- Given task -
Of all the lines in the data below, how many contain "pour"? Report that number alone.

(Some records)
— START —

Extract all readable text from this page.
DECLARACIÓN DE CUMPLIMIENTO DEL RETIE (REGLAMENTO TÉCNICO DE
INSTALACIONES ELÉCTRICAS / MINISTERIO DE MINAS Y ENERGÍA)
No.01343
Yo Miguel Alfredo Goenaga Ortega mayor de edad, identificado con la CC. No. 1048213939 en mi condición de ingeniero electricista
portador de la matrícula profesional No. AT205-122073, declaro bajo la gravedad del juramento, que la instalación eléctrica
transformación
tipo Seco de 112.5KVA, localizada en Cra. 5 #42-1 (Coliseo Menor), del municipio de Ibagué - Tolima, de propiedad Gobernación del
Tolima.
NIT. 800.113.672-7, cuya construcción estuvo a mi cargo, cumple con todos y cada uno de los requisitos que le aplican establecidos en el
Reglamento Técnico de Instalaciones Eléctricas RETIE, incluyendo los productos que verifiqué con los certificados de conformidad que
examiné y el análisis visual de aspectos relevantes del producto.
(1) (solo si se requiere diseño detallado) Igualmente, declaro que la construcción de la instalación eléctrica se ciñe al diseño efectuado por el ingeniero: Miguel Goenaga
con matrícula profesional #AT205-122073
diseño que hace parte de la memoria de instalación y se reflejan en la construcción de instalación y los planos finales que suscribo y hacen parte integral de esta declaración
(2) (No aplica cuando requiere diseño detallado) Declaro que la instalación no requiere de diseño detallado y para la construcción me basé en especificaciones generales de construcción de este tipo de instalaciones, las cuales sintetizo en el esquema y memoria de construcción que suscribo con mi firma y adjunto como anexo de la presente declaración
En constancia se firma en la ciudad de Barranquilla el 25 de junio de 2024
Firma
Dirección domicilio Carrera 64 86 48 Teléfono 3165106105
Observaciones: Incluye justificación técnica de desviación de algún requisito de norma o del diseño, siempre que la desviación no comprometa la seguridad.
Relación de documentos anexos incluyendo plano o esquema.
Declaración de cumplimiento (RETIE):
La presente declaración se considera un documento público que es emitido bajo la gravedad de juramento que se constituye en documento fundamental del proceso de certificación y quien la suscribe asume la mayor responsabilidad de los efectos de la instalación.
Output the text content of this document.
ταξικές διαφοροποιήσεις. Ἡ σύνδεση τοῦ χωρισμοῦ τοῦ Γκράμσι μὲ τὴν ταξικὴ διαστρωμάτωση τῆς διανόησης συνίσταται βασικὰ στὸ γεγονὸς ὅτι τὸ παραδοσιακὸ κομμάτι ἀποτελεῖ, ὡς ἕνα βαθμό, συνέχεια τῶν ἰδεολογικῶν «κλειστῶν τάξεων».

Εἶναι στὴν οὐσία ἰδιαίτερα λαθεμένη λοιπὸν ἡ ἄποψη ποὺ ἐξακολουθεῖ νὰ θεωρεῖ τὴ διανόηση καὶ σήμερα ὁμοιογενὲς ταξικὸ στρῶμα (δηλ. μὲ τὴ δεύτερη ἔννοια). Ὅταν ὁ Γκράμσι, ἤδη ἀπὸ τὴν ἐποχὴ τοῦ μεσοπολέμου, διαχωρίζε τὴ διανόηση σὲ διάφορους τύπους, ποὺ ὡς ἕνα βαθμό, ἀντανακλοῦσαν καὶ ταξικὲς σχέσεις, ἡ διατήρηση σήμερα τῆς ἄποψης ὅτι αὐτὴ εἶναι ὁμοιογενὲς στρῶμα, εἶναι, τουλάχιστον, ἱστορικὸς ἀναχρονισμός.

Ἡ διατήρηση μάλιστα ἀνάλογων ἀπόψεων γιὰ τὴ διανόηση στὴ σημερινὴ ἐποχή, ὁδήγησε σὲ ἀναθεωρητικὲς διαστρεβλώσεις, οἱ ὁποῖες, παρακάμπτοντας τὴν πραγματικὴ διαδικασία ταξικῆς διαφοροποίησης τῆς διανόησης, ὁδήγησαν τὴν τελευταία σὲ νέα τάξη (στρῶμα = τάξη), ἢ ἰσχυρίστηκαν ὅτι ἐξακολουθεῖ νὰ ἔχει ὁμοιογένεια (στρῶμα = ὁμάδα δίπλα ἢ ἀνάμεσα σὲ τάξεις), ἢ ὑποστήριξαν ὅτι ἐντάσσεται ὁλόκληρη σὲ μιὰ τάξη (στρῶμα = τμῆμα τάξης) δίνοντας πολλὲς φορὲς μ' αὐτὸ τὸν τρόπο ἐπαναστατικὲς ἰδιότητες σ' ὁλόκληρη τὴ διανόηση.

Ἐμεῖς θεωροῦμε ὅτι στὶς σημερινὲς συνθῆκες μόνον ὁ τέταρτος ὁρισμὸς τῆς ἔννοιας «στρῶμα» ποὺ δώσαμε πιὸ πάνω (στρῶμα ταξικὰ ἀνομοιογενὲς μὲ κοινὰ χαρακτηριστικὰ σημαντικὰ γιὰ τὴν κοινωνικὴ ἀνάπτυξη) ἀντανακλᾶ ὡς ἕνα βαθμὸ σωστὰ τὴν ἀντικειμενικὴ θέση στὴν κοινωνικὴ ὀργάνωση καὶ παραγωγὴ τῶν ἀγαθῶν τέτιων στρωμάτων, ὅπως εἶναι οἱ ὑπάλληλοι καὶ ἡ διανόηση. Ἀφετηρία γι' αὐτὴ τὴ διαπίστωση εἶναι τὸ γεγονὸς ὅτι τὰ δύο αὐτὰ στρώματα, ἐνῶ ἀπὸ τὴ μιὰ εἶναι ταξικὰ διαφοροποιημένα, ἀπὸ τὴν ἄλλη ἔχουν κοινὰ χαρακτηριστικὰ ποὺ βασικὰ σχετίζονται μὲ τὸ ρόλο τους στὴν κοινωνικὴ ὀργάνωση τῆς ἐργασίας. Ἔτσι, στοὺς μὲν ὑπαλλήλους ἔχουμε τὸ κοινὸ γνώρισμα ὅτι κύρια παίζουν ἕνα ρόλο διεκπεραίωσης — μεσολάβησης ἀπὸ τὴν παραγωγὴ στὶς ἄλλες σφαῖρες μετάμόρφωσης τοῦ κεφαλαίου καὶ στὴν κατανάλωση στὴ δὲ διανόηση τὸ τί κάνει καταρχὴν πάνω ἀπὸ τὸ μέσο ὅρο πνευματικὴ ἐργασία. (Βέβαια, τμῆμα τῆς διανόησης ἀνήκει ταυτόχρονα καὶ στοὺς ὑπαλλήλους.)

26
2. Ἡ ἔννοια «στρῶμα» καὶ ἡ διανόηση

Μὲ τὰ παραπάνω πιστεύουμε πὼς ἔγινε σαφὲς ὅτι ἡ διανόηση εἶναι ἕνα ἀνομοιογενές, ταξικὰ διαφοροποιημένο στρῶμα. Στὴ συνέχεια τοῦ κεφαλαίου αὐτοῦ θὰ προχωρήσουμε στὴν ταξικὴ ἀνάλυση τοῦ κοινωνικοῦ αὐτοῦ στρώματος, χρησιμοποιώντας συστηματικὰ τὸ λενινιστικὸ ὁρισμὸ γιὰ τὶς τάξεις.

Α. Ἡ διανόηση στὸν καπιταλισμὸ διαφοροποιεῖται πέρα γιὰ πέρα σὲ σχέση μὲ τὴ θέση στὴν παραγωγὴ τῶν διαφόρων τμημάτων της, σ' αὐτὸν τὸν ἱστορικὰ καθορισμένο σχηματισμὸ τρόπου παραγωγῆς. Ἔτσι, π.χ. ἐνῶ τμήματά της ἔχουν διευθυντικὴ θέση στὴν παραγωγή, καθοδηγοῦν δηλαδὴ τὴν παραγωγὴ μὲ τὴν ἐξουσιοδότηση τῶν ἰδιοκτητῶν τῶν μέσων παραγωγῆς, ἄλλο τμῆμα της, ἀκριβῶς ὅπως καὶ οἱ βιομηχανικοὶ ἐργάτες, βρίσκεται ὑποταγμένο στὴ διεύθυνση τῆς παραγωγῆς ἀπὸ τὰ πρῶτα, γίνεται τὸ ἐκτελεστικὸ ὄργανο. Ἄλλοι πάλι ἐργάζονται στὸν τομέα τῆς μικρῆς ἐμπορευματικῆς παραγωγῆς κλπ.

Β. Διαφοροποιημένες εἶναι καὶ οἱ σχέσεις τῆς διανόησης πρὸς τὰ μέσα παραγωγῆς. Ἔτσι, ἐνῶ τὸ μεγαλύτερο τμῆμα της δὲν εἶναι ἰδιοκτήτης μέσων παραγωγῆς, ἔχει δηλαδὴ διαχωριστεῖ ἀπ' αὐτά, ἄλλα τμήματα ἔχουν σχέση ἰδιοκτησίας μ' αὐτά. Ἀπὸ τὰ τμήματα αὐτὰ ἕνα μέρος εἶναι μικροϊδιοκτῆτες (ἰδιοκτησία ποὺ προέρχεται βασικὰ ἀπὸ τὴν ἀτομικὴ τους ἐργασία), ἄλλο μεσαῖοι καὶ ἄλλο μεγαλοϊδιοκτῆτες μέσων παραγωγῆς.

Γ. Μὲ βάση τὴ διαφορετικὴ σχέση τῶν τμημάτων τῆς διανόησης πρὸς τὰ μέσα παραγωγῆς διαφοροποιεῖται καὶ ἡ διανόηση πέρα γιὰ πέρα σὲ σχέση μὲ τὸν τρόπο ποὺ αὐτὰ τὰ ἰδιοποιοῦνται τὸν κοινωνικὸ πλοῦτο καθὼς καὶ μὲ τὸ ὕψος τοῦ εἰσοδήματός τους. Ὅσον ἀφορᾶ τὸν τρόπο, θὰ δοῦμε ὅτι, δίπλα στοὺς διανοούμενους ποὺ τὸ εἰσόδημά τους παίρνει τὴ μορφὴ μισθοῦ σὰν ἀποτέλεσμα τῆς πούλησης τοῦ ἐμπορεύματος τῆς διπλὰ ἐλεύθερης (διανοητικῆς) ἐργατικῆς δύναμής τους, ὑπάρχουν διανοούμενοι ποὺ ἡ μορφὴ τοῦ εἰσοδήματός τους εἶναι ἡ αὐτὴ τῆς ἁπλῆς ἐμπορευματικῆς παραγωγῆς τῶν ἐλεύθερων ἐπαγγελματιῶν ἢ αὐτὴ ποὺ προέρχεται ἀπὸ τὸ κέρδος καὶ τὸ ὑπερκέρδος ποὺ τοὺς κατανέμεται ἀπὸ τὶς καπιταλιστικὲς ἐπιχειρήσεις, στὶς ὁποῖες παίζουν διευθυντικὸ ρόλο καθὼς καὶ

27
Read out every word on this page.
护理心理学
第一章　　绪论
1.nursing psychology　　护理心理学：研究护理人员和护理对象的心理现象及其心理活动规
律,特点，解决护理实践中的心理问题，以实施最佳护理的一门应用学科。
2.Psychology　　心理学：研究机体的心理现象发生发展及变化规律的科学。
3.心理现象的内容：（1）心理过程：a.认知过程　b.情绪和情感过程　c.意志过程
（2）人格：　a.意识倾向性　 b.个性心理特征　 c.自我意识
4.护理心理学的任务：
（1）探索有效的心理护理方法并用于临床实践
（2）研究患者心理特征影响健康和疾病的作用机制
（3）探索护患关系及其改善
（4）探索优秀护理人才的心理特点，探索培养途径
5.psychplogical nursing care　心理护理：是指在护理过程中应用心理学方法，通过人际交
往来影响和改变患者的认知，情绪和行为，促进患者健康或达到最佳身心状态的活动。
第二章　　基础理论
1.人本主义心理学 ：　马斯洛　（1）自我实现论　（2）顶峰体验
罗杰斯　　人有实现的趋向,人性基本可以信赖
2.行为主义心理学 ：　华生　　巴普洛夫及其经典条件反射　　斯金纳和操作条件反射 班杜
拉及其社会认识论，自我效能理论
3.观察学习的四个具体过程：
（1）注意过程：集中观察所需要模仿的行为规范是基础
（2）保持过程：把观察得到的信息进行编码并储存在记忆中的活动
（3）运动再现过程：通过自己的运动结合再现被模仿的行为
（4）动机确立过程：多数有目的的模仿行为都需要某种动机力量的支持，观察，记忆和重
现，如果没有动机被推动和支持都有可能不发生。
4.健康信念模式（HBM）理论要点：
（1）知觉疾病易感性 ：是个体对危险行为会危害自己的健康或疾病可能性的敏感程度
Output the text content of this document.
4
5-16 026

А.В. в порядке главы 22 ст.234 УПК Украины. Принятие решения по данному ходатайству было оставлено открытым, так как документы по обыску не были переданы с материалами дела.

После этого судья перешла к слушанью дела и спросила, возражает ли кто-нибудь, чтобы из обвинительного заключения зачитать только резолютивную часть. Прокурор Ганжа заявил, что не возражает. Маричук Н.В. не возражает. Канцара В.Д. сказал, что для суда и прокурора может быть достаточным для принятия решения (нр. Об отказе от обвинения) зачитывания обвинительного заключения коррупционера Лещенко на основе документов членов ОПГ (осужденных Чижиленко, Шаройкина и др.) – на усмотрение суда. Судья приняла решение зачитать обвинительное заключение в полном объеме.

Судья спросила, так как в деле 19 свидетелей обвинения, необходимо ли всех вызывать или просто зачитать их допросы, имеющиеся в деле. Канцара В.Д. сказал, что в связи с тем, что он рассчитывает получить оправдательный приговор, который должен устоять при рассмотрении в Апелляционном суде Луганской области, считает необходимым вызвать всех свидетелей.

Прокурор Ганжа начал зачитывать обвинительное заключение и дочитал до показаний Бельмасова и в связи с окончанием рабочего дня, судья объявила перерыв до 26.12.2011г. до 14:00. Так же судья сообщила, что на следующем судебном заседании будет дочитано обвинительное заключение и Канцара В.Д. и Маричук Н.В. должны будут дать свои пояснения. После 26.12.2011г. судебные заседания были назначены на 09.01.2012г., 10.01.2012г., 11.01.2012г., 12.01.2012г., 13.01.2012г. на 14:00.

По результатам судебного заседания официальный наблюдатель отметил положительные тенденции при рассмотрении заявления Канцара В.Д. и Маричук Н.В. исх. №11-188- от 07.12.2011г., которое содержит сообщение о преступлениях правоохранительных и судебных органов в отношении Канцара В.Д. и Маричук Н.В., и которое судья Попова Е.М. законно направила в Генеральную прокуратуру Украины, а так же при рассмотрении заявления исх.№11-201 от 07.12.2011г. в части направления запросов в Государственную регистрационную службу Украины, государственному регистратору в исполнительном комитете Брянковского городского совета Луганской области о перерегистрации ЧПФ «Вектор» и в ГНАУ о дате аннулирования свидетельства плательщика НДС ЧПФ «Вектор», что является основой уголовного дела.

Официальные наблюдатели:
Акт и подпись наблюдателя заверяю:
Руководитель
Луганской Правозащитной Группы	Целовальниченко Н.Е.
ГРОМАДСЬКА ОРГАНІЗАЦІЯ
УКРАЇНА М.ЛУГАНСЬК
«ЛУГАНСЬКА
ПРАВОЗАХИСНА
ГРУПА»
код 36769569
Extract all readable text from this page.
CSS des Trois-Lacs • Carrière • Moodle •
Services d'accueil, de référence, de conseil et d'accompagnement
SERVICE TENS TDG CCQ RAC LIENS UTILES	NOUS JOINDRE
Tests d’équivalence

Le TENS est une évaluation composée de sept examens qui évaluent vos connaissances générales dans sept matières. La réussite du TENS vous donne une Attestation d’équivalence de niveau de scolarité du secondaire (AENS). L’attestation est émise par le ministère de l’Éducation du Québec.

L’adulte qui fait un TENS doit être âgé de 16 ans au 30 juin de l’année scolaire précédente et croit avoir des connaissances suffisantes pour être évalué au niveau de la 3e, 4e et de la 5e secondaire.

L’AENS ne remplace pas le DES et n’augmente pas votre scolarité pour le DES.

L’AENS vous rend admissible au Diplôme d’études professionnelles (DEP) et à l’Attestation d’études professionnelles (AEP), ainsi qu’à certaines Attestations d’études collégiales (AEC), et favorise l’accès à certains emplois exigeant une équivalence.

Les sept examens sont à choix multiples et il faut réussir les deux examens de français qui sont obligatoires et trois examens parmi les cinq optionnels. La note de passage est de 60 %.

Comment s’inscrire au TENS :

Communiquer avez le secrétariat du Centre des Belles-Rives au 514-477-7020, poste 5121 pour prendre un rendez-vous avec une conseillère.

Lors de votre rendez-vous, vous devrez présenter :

— END —

- Solution to this exercise -
3